Data excerpts:
====================
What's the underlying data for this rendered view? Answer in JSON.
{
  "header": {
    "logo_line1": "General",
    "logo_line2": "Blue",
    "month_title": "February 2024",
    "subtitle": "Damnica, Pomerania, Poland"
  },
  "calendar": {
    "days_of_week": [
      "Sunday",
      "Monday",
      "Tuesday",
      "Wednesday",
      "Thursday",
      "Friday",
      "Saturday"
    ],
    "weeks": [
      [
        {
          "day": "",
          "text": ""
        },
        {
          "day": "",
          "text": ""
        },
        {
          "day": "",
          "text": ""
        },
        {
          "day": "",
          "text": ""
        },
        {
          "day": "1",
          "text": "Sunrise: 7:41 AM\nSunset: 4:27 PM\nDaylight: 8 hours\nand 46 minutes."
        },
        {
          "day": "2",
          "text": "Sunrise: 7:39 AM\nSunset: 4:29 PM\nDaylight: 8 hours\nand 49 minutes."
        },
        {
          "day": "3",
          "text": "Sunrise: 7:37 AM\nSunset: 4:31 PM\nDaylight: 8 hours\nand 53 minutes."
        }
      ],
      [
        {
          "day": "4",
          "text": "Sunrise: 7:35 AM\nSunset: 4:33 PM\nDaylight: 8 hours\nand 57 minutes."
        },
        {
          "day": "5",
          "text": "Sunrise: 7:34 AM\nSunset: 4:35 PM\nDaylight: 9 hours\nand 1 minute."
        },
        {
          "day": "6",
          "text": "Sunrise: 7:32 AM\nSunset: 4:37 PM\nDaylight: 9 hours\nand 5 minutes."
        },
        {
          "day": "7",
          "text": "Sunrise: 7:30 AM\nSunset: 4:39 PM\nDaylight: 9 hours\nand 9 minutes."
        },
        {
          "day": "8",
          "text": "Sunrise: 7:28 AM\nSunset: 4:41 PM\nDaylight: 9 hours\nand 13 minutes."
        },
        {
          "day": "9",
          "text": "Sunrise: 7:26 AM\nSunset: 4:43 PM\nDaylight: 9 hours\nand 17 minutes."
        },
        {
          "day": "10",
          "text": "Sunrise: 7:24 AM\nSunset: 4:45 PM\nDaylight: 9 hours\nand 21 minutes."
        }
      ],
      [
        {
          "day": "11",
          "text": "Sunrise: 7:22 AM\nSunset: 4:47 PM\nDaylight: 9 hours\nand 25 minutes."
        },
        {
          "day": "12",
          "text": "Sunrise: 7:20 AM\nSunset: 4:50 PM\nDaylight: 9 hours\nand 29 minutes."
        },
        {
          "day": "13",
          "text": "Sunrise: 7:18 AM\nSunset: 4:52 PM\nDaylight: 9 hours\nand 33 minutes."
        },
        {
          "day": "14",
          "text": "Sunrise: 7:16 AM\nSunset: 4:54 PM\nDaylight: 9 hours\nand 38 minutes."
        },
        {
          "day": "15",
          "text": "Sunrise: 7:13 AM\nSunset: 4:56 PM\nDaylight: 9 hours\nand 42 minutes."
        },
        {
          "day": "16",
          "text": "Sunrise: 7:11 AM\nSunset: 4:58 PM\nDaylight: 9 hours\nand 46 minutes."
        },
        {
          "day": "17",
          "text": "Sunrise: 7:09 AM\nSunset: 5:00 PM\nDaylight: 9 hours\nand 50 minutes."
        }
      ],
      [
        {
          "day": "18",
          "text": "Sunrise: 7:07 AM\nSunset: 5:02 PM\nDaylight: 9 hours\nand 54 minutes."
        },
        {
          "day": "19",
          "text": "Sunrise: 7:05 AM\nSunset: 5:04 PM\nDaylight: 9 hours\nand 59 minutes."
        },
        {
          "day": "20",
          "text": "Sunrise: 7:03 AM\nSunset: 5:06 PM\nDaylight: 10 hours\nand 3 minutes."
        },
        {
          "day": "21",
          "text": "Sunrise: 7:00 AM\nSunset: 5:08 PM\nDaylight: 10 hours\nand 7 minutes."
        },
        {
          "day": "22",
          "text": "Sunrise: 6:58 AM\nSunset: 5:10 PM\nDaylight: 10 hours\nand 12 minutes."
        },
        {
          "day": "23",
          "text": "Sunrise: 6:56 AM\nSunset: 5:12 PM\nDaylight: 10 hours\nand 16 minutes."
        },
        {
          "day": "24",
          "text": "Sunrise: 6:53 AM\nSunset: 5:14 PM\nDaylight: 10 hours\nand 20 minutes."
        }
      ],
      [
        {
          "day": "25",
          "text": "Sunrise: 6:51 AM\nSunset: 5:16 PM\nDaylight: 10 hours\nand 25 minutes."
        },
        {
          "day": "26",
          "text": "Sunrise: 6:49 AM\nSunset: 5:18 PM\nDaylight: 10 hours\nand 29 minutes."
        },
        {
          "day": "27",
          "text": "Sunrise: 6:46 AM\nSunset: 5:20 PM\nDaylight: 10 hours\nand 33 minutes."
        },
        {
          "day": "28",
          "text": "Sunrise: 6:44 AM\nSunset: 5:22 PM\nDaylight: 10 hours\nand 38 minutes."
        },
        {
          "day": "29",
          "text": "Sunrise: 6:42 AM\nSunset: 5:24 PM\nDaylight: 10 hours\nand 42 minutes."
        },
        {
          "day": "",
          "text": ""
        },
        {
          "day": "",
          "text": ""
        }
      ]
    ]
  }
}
====================
Directive: Type the material above out again, exactly.

Finished task:
What's the underlying data for this rendered view? Answer in JSON.
{
  "header": {
    "logo_line1": "General",
    "logo_line2": "Blue",
    "month_title": "February 2024",
    "subtitle": "Damnica, Pomerania, Poland"
  },
  "calendar": {
    "days_of_week": [
      "Sunday",
      "Monday",
      "Tuesday",
      "Wednesday",
      "Thursday",
      "Friday",
      "Saturday"
    ],
    "weeks": [
      [
        {
          "day": "",
          "text": ""
        },
        {
          "day": "",
          "text": ""
        },
        {
          "day": "",
          "text": ""
        },
        {
          "day": "",
          "text": ""
        },
        {
          "day": "1",
          "text": "Sunrise: 7:41 AM\nSunset: 4:27 PM\nDaylight: 8 hours\nand 46 minutes."
        },
        {
          "day": "2",
          "text": "Sunrise: 7:39 AM\nSunset: 4:29 PM\nDaylight: 8 hours\nand 49 minutes."
        },
        {
          "day": "3",
          "text": "Sunrise: 7:37 AM\nSunset: 4:31 PM\nDaylight: 8 hours\nand 53 minutes."
        }
      ],
      [
        {
          "day": "4",
          "text": "Sunrise: 7:35 AM\nSunset: 4:33 PM\nDaylight: 8 hours\nand 57 minutes."
        },
        {
          "day": "5",
          "text": "Sunrise: 7:34 AM\nSunset: 4:35 PM\nDaylight: 9 hours\nand 1 minute."
        },
        {
          "day": "6",
          "text": "Sunrise: 7:32 AM\nSunset: 4:37 PM\nDaylight: 9 hours\nand 5 minutes."
        },
        {
          "day": "7",
          "text": "Sunrise: 7:30 AM\nSunset: 4:39 PM\nDaylight: 9 hours\nand 9 minutes."
        },
        {
          "day": "8",
          "text": "Sunrise: 7:28 AM\nSunset: 4:41 PM\nDaylight: 9 hours\nand 13 minutes."
        },
        {
          "day": "9",
          "text": "Sunrise: 7:26 AM\nSunset: 4:43 PM\nDaylight: 9 hours\nand 17 minutes."
        },
        {
          "day": "10",
          "text": "Sunrise: 7:24 AM\nSunset: 4:45 PM\nDaylight: 9 hours\nand 21 minutes."
        }
      ],
      [
        {
          "day": "11",
          "text": "Sunrise: 7:22 AM\nSunset: 4:47 PM\nDaylight: 9 hours\nand 25 minutes."
        },
        {
          "day": "12",
          "text": "Sunrise: 7:20 AM\nSunset: 4:50 PM\nDaylight: 9 hours\nand 29 minutes."
        },
        {
          "day": "13",
          "text": "Sunrise: 7:18 AM\nSunset: 4:52 PM\nDaylight: 9 hours\nand 33 minutes."
        },
        {
          "day": "14",
          "text": "Sunrise: 7:16 AM\nSunset: 4:54 PM\nDaylight: 9 hours\nand 38 minutes."
        },
        {
          "day": "15",
          "text": "Sunrise: 7:13 AM\nSunset: 4:56 PM\nDaylight: 9 hours\nand 42 minutes."
        },
        {
          "day": "16",
          "text": "Sunrise: 7:11 AM\nSunset: 4:58 PM\nDaylight: 9 hours\nand 46 minutes."
        },
        {
          "day": "17",
          "text": "Sunrise: 7:09 AM\nSunset: 5:00 PM\nDaylight: 9 hours\nand 50 minutes."
        }
      ],
      [
        {
          "day": "18",
          "text": "Sunrise: 7:07 AM\nSunset: 5:02 PM\nDaylight: 9 hours\nand 54 minutes."
        },
        {
          "day": "19",
          "text": "Sunrise: 7:05 AM\nSunset: 5:04 PM\nDaylight: 9 hours\nand 59 minutes."
        },
        {
          "day": "20",
          "text": "Sunrise: 7:03 AM\nSunset: 5:06 PM\nDaylight: 10 hours\nand 3 minutes."
        },
        {
          "day": "21",
          "text": "Sunrise: 7:00 AM\nSunset: 5:08 PM\nDaylight: 10 hours\nand 7 minutes."
        },
        {
          "day": "22",
          "text": "Sunrise: 6:58 AM\nSunset: 5:10 PM\nDaylight: 10 hours\nand 12 minutes."
        },
        {
          "day": "23",
          "text": "Sunrise: 6:56 AM\nSunset: 5:12 PM\nDaylight: 10 hours\nand 16 minutes."
        },
        {
          "day": "24",
          "text": "Sunrise: 6:53 AM\nSunset: 5:14 PM\nDaylight: 10 hours\nand 20 minutes."
        }
      ],
      [
        {
          "day": "25",
          "text": "Sunrise: 6:51 AM\nSunset: 5:16 PM\nDaylight: 10 hours\nand 25 minutes."
        },
        {
          "day": "26",
          "text": "Sunrise: 6:49 AM\nSunset: 5:18 PM\nDaylight: 10 hours\nand 29 minutes."
        },
        {
          "day": "27",
          "text": "Sunrise: 6:46 AM\nSunset: 5:20 PM\nDaylight: 10 hours\nand 33 minutes."
        },
        {
          "day": "28",
          "text": "Sunrise: 6:44 AM\nSunset: 5:22 PM\nDaylight: 10 hours\nand 38 minutes."
        },
        {
          "day": "29",
          "text": "Sunrise: 6:42 AM\nSunset: 5:24 PM\nDaylight: 10 hours\nand 42 minutes."
        },
        {
          "day": "",
          "text": ""
        },
        {
          "day": "",
          "text": ""
        }
      ]
    ]
  }
}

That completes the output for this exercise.